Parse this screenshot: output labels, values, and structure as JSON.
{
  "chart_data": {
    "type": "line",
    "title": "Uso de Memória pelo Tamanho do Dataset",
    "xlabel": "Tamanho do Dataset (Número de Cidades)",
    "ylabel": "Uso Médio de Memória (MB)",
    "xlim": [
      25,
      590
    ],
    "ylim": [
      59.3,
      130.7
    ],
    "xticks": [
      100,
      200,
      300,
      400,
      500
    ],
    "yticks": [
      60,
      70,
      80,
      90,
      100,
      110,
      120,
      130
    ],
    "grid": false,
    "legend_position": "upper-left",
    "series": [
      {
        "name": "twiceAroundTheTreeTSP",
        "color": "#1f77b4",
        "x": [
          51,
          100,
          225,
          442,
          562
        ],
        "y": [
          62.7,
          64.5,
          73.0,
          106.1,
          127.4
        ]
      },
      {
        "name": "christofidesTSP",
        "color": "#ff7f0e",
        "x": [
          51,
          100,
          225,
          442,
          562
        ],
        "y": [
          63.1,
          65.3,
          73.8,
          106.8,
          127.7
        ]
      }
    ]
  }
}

==

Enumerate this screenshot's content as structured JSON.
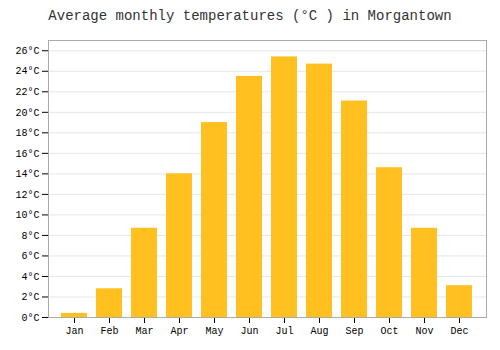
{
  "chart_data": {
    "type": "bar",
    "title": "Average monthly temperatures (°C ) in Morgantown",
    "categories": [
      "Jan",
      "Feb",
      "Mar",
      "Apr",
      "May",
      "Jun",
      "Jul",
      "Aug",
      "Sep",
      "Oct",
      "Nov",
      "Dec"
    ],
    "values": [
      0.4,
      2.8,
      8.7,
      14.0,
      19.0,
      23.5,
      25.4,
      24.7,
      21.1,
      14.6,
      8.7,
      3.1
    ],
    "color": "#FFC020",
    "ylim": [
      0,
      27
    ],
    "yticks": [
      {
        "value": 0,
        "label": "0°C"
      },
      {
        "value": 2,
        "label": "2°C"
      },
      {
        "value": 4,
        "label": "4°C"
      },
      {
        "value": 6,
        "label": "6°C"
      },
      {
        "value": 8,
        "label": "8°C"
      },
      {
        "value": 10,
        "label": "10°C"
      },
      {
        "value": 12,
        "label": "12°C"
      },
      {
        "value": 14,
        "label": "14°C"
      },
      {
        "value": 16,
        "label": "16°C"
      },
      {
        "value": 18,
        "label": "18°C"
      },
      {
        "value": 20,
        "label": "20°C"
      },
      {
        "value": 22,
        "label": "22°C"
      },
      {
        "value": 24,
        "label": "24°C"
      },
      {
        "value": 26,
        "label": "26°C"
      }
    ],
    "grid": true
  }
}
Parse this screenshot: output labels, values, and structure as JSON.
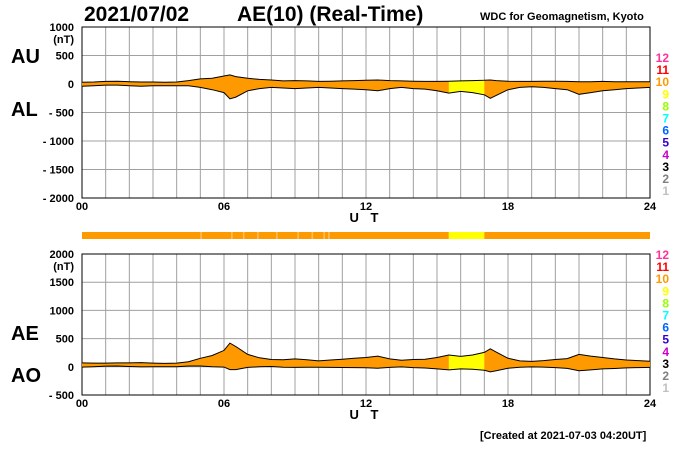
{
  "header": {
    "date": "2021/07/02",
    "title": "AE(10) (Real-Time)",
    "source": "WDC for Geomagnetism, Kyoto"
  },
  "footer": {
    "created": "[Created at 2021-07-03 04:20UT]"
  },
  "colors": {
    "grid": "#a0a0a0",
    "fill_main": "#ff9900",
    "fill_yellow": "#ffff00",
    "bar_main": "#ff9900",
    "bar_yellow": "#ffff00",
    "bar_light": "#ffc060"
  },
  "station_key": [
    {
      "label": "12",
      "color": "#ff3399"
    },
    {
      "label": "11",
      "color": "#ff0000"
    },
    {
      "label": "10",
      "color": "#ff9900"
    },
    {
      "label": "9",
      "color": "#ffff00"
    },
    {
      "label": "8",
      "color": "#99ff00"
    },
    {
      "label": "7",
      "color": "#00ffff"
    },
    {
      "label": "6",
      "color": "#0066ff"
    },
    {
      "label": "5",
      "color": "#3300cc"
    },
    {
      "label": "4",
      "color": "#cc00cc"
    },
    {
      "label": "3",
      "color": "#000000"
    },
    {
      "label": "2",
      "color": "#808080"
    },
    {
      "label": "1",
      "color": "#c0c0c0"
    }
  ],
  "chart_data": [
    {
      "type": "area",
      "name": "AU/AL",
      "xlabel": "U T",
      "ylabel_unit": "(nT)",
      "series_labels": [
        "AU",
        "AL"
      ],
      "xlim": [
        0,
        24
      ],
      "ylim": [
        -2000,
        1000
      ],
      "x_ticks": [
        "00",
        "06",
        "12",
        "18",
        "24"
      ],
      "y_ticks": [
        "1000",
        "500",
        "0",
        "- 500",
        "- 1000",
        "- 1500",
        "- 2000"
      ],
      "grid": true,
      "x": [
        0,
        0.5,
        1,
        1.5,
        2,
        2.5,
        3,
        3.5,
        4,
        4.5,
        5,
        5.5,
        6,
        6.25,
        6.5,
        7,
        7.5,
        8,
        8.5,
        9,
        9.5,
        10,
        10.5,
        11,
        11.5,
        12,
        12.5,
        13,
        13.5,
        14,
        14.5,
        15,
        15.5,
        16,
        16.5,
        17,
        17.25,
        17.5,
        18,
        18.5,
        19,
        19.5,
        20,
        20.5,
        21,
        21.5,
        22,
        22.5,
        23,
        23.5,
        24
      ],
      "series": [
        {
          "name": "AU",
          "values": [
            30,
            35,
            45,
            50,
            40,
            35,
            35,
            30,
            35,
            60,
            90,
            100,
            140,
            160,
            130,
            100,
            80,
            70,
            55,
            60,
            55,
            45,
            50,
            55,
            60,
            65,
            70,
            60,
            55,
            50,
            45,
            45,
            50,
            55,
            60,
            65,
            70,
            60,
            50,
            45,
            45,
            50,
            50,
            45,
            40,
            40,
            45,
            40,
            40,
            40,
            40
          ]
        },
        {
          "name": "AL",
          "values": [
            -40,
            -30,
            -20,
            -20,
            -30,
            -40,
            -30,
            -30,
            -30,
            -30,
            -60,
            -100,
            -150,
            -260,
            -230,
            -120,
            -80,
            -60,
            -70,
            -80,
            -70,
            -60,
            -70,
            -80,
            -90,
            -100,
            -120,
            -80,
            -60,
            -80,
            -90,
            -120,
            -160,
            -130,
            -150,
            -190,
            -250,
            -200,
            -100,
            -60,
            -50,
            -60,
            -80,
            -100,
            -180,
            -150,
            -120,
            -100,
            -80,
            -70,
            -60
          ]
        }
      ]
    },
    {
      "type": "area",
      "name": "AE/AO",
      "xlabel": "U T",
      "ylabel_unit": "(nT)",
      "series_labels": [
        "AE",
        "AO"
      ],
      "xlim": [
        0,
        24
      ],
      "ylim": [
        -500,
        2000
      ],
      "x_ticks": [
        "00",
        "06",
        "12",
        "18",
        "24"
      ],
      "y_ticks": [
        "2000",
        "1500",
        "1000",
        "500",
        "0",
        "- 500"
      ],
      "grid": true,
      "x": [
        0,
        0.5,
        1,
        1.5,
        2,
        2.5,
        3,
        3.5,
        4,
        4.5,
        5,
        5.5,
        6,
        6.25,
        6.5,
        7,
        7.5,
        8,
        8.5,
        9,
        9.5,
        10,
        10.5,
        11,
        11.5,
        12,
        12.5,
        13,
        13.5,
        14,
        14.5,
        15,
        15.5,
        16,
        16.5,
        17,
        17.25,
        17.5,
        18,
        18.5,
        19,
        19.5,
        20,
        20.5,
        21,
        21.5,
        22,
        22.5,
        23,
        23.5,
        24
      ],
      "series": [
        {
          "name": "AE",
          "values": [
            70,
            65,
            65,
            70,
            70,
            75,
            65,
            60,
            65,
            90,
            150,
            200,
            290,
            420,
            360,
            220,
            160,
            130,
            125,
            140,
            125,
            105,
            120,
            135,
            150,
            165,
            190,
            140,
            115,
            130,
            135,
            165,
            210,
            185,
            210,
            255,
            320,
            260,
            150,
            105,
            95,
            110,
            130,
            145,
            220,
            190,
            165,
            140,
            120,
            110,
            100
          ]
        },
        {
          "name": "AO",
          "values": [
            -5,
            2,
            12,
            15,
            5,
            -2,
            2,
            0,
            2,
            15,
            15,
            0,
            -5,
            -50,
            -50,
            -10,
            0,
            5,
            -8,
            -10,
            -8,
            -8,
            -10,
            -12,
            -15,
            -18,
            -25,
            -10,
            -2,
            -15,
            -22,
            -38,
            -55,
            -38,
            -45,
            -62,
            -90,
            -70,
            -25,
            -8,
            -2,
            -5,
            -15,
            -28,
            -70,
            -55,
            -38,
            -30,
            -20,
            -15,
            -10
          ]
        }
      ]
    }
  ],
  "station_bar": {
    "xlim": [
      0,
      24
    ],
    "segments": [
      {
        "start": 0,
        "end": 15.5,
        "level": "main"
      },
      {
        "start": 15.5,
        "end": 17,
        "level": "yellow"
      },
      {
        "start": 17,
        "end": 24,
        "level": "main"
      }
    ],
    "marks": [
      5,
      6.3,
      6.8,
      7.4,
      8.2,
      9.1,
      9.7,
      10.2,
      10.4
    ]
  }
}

What you should do:
Search the data for "type" and list every line in which it occurs.

Response to this task:
    "type": "line",
    "type": "bar",
      "type": "area",
      "type": "area",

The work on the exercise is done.